# Source information
━━━━━━━━━━━━━━━━━━━━━━━━━━━━━━

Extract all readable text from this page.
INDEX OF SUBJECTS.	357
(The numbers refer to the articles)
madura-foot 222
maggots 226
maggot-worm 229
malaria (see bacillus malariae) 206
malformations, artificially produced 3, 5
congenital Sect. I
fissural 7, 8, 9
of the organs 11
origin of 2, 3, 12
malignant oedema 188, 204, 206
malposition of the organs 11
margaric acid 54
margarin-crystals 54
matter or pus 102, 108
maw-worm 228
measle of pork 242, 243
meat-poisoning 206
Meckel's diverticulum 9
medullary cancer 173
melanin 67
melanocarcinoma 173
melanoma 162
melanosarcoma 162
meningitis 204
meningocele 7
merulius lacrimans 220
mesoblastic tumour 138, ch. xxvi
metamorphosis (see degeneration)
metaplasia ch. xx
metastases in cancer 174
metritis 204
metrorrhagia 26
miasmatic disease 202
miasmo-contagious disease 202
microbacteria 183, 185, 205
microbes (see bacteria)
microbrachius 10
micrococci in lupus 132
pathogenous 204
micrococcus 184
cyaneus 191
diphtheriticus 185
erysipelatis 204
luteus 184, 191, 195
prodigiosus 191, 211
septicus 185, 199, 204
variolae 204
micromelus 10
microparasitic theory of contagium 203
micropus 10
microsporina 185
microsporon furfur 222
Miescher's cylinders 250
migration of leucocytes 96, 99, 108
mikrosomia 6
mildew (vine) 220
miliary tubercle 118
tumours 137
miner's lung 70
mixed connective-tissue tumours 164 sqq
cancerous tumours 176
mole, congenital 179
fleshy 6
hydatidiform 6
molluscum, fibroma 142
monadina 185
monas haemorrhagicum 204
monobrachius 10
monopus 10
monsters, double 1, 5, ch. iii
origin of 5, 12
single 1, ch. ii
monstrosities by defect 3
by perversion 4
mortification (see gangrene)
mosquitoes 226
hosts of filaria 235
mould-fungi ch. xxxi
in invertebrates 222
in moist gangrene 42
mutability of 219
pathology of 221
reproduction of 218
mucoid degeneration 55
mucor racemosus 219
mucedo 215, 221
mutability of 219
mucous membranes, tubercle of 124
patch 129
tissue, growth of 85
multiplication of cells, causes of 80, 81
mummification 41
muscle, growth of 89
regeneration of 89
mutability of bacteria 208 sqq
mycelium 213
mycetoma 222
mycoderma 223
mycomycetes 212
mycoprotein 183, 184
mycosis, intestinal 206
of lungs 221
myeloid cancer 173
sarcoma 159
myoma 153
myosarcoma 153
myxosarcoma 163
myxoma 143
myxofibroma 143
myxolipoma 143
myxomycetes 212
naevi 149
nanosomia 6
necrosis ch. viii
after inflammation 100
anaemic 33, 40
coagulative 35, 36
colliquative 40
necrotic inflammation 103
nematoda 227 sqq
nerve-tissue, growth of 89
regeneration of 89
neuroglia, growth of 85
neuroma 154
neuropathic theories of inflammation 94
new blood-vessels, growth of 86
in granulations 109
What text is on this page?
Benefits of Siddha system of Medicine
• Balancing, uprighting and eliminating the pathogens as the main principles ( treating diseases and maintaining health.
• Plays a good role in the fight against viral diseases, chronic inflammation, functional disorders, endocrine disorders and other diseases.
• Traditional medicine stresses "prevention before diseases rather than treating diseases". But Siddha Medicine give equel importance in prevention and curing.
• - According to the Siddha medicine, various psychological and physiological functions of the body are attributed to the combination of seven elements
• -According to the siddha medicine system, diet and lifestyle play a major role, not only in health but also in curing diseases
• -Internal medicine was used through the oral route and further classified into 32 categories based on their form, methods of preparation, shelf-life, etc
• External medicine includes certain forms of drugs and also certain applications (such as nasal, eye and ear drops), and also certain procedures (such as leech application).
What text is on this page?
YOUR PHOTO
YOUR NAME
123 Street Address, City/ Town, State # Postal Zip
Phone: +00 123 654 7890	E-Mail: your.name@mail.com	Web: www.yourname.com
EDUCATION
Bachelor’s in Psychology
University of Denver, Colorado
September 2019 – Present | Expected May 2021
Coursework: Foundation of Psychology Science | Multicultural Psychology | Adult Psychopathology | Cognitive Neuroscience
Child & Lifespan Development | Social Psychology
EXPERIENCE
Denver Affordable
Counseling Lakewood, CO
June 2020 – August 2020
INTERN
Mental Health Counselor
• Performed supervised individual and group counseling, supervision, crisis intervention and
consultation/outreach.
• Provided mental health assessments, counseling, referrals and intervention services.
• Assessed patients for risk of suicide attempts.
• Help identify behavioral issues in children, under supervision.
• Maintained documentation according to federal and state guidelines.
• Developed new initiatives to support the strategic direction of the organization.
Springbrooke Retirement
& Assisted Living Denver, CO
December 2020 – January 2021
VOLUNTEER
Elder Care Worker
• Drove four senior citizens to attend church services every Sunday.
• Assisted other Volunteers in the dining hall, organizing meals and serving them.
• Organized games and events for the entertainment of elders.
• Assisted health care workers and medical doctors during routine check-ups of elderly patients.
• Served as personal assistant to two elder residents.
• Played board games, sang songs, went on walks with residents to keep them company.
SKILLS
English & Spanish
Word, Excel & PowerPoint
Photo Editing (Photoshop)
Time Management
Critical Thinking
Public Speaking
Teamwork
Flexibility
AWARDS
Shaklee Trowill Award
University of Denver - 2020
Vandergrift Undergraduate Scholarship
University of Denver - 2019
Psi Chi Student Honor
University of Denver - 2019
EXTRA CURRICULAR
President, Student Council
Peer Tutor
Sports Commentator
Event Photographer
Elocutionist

━━━━━━━━━━━━━━━━━━━━━━━━━━━━━━

# Task requirements
Please reproduce every line shown above, exactly as written.

# Worked solution
Extract all readable text from this page.
INDEX OF SUBJECTS.	357
(The numbers refer to the articles)
madura-foot 222
maggots 226
maggot-worm 229
malaria (see bacillus malariae) 206
malformations, artificially produced 3, 5
congenital Sect. I
fissural 7, 8, 9
of the organs 11
origin of 2, 3, 12
malignant oedema 188, 204, 206
malposition of the organs 11
margaric acid 54
margarin-crystals 54
matter or pus 102, 108
maw-worm 228
measle of pork 242, 243
meat-poisoning 206
Meckel's diverticulum 9
medullary cancer 173
melanin 67
melanocarcinoma 173
melanoma 162
melanosarcoma 162
meningitis 204
meningocele 7
merulius lacrimans 220
mesoblastic tumour 138, ch. xxvi
metamorphosis (see degeneration)
metaplasia ch. xx
metastases in cancer 174
metritis 204
metrorrhagia 26
miasmatic disease 202
miasmo-contagious disease 202
microbacteria 183, 185, 205
microbes (see bacteria)
microbrachius 10
micrococci in lupus 132
pathogenous 204
micrococcus 184
cyaneus 191
diphtheriticus 185
erysipelatis 204
luteus 184, 191, 195
prodigiosus 191, 211
septicus 185, 199, 204
variolae 204
micromelus 10
microparasitic theory of contagium 203
micropus 10
microsporina 185
microsporon furfur 222
Miescher's cylinders 250
migration of leucocytes 96, 99, 108
mikrosomia 6
mildew (vine) 220
miliary tubercle 118
tumours 137
miner's lung 70
mixed connective-tissue tumours 164 sqq
cancerous tumours 176
mole, congenital 179
fleshy 6
hydatidiform 6
molluscum, fibroma 142
monadina 185
monas haemorrhagicum 204
monobrachius 10
monopus 10
monsters, double 1, 5, ch. iii
origin of 5, 12
single 1, ch. ii
monstrosities by defect 3
by perversion 4
mortification (see gangrene)
mosquitoes 226
hosts of filaria 235
mould-fungi ch. xxxi
in invertebrates 222
in moist gangrene 42
mutability of 219
pathology of 221
reproduction of 218
mucoid degeneration 55
mucor racemosus 219
mucedo 215, 221
mutability of 219
mucous membranes, tubercle of 124
patch 129
tissue, growth of 85
multiplication of cells, causes of 80, 81
mummification 41
muscle, growth of 89
regeneration of 89
mutability of bacteria 208 sqq
mycelium 213
mycetoma 222
mycoderma 223
mycomycetes 212
mycoprotein 183, 184
mycosis, intestinal 206
of lungs 221
myeloid cancer 173
sarcoma 159
myoma 153
myosarcoma 153
myxosarcoma 163
myxoma 143
myxofibroma 143
myxolipoma 143
myxomycetes 212
naevi 149
nanosomia 6
necrosis ch. viii
after inflammation 100
anaemic 33, 40
coagulative 35, 36
colliquative 40
necrotic inflammation 103
nematoda 227 sqq
nerve-tissue, growth of 89
regeneration of 89
neuroglia, growth of 85
neuroma 154
neuropathic theories of inflammation 94
new blood-vessels, growth of 86
in granulations 109
What text is on this page?
Benefits of Siddha system of Medicine
• Balancing, uprighting and eliminating the pathogens as the main principles ( treating diseases and maintaining health.
• Plays a good role in the fight against viral diseases, chronic inflammation, functional disorders, endocrine disorders and other diseases.
• Traditional medicine stresses "prevention before diseases rather than treating diseases". But Siddha Medicine give equel importance in prevention and curing.
• - According to the Siddha medicine, various psychological and physiological functions of the body are attributed to the combination of seven elements
• -According to the siddha medicine system, diet and lifestyle play a major role, not only in health but also in curing diseases
• -Internal medicine was used through the oral route and further classified into 32 categories based on their form, methods of preparation, shelf-life, etc
• External medicine includes certain forms of drugs and also certain applications (such as nasal, eye and ear drops), and also certain procedures (such as leech application).
What text is on this page?
YOUR PHOTO
YOUR NAME
123 Street Address, City/ Town, State # Postal Zip
Phone: +00 123 654 7890	E-Mail: your.name@mail.com	Web: www.yourname.com
EDUCATION
Bachelor’s in Psychology
University of Denver, Colorado
September 2019 – Present | Expected May 2021
Coursework: Foundation of Psychology Science | Multicultural Psychology | Adult Psychopathology | Cognitive Neuroscience
Child & Lifespan Development | Social Psychology
EXPERIENCE
Denver Affordable
Counseling Lakewood, CO
June 2020 – August 2020
INTERN
Mental Health Counselor
• Performed supervised individual and group counseling, supervision, crisis intervention and
consultation/outreach.
• Provided mental health assessments, counseling, referrals and intervention services.
• Assessed patients for risk of suicide attempts.
• Help identify behavioral issues in children, under supervision.
• Maintained documentation according to federal and state guidelines.
• Developed new initiatives to support the strategic direction of the organization.
Springbrooke Retirement
& Assisted Living Denver, CO
December 2020 – January 2021
VOLUNTEER
Elder Care Worker
• Drove four senior citizens to attend church services every Sunday.
• Assisted other Volunteers in the dining hall, organizing meals and serving them.
• Organized games and events for the entertainment of elders.
• Assisted health care workers and medical doctors during routine check-ups of elderly patients.
• Served as personal assistant to two elder residents.
• Played board games, sang songs, went on walks with residents to keep them company.
SKILLS
English & Spanish
Word, Excel & PowerPoint
Photo Editing (Photoshop)
Time Management
Critical Thinking
Public Speaking
Teamwork
Flexibility
AWARDS
Shaklee Trowill Award
University of Denver - 2020
Vandergrift Undergraduate Scholarship
University of Denver - 2019
Psi Chi Student Honor
University of Denver - 2019
EXTRA CURRICULAR
President, Student Council
Peer Tutor
Sports Commentator
Event Photographer
Elocutionist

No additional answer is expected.